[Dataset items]
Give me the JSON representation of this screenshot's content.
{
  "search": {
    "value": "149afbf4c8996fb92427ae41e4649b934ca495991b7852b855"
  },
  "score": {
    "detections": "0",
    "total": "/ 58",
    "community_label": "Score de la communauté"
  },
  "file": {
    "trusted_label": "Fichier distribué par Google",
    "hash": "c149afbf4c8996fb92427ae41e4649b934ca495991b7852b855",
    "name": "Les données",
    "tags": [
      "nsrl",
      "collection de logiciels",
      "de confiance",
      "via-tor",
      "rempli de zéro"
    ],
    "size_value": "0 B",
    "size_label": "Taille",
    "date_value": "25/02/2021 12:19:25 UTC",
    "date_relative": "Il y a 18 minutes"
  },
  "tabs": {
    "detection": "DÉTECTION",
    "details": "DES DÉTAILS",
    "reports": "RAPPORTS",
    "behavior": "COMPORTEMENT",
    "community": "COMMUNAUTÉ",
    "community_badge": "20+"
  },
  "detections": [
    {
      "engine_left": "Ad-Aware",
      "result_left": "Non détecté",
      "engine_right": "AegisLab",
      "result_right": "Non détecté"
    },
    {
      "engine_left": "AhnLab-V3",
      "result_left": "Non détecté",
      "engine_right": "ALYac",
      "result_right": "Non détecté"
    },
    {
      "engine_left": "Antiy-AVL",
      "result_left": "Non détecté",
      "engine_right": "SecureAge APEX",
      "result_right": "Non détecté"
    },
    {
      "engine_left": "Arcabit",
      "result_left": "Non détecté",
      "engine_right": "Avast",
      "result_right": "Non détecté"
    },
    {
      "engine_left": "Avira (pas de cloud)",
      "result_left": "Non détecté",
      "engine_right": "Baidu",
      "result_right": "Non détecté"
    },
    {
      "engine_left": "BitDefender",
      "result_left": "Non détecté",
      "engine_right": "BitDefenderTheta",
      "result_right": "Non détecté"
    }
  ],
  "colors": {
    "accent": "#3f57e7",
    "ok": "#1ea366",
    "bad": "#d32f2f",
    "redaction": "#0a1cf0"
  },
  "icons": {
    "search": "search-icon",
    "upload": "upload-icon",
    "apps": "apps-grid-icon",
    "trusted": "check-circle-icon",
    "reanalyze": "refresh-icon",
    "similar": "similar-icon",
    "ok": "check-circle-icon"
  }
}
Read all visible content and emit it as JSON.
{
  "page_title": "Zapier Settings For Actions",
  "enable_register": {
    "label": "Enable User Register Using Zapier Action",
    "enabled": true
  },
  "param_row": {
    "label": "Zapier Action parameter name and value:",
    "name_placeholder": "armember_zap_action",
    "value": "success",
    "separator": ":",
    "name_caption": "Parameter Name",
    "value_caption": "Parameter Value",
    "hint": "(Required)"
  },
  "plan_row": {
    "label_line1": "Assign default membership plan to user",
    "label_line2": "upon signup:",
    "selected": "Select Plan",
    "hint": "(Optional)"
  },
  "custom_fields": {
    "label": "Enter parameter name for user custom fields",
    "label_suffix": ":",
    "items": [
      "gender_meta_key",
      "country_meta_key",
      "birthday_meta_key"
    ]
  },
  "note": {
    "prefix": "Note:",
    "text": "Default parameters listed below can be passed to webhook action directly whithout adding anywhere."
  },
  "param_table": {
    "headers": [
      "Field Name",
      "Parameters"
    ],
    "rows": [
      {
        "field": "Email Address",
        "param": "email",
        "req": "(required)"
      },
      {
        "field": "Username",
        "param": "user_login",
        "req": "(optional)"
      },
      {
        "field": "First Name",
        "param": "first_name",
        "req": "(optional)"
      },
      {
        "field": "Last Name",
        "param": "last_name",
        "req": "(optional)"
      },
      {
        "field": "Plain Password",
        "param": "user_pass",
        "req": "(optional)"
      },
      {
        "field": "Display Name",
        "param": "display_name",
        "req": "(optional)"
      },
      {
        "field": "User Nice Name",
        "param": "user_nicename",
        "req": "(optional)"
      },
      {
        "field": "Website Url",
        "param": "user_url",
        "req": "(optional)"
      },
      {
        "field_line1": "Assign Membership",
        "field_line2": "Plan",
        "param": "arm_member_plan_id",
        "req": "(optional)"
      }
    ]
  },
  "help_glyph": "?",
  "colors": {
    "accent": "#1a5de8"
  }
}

Given request:
Repeat the whole listing exactly, keeping every line intact.

Answer to this problem:
Give me the JSON representation of this screenshot's content.
{
  "search": {
    "value": "149afbf4c8996fb92427ae41e4649b934ca495991b7852b855"
  },
  "score": {
    "detections": "0",
    "total": "/ 58",
    "community_label": "Score de la communauté"
  },
  "file": {
    "trusted_label": "Fichier distribué par Google",
    "hash": "c149afbf4c8996fb92427ae41e4649b934ca495991b7852b855",
    "name": "Les données",
    "tags": [
      "nsrl",
      "collection de logiciels",
      "de confiance",
      "via-tor",
      "rempli de zéro"
    ],
    "size_value": "0 B",
    "size_label": "Taille",
    "date_value": "25/02/2021 12:19:25 UTC",
    "date_relative": "Il y a 18 minutes"
  },
  "tabs": {
    "detection": "DÉTECTION",
    "details": "DES DÉTAILS",
    "reports": "RAPPORTS",
    "behavior": "COMPORTEMENT",
    "community": "COMMUNAUTÉ",
    "community_badge": "20+"
  },
  "detections": [
    {
      "engine_left": "Ad-Aware",
      "result_left": "Non détecté",
      "engine_right": "AegisLab",
      "result_right": "Non détecté"
    },
    {
      "engine_left": "AhnLab-V3",
      "result_left": "Non détecté",
      "engine_right": "ALYac",
      "result_right": "Non détecté"
    },
    {
      "engine_left": "Antiy-AVL",
      "result_left": "Non détecté",
      "engine_right": "SecureAge APEX",
      "result_right": "Non détecté"
    },
    {
      "engine_left": "Arcabit",
      "result_left": "Non détecté",
      "engine_right": "Avast",
      "result_right": "Non détecté"
    },
    {
      "engine_left": "Avira (pas de cloud)",
      "result_left": "Non détecté",
      "engine_right": "Baidu",
      "result_right": "Non détecté"
    },
    {
      "engine_left": "BitDefender",
      "result_left": "Non détecté",
      "engine_right": "BitDefenderTheta",
      "result_right": "Non détecté"
    }
  ],
  "colors": {
    "accent": "#3f57e7",
    "ok": "#1ea366",
    "bad": "#d32f2f",
    "redaction": "#0a1cf0"
  },
  "icons": {
    "search": "search-icon",
    "upload": "upload-icon",
    "apps": "apps-grid-icon",
    "trusted": "check-circle-icon",
    "reanalyze": "refresh-icon",
    "similar": "similar-icon",
    "ok": "check-circle-icon"
  }
}
Read all visible content and emit it as JSON.
{
  "page_title": "Zapier Settings For Actions",
  "enable_register": {
    "label": "Enable User Register Using Zapier Action",
    "enabled": true
  },
  "param_row": {
    "label": "Zapier Action parameter name and value:",
    "name_placeholder": "armember_zap_action",
    "value": "success",
    "separator": ":",
    "name_caption": "Parameter Name",
    "value_caption": "Parameter Value",
    "hint": "(Required)"
  },
  "plan_row": {
    "label_line1": "Assign default membership plan to user",
    "label_line2": "upon signup:",
    "selected": "Select Plan",
    "hint": "(Optional)"
  },
  "custom_fields": {
    "label": "Enter parameter name for user custom fields",
    "label_suffix": ":",
    "items": [
      "gender_meta_key",
      "country_meta_key",
      "birthday_meta_key"
    ]
  },
  "note": {
    "prefix": "Note:",
    "text": "Default parameters listed below can be passed to webhook action directly whithout adding anywhere."
  },
  "param_table": {
    "headers": [
      "Field Name",
      "Parameters"
    ],
    "rows": [
      {
        "field": "Email Address",
        "param": "email",
        "req": "(required)"
      },
      {
        "field": "Username",
        "param": "user_login",
        "req": "(optional)"
      },
      {
        "field": "First Name",
        "param": "first_name",
        "req": "(optional)"
      },
      {
        "field": "Last Name",
        "param": "last_name",
        "req": "(optional)"
      },
      {
        "field": "Plain Password",
        "param": "user_pass",
        "req": "(optional)"
      },
      {
        "field": "Display Name",
        "param": "display_name",
        "req": "(optional)"
      },
      {
        "field": "User Nice Name",
        "param": "user_nicename",
        "req": "(optional)"
      },
      {
        "field": "Website Url",
        "param": "user_url",
        "req": "(optional)"
      },
      {
        "field_line1": "Assign Membership",
        "field_line2": "Plan",
        "param": "arm_member_plan_id",
        "req": "(optional)"
      }
    ]
  },
  "help_glyph": "?",
  "colors": {
    "accent": "#1a5de8"
  }
}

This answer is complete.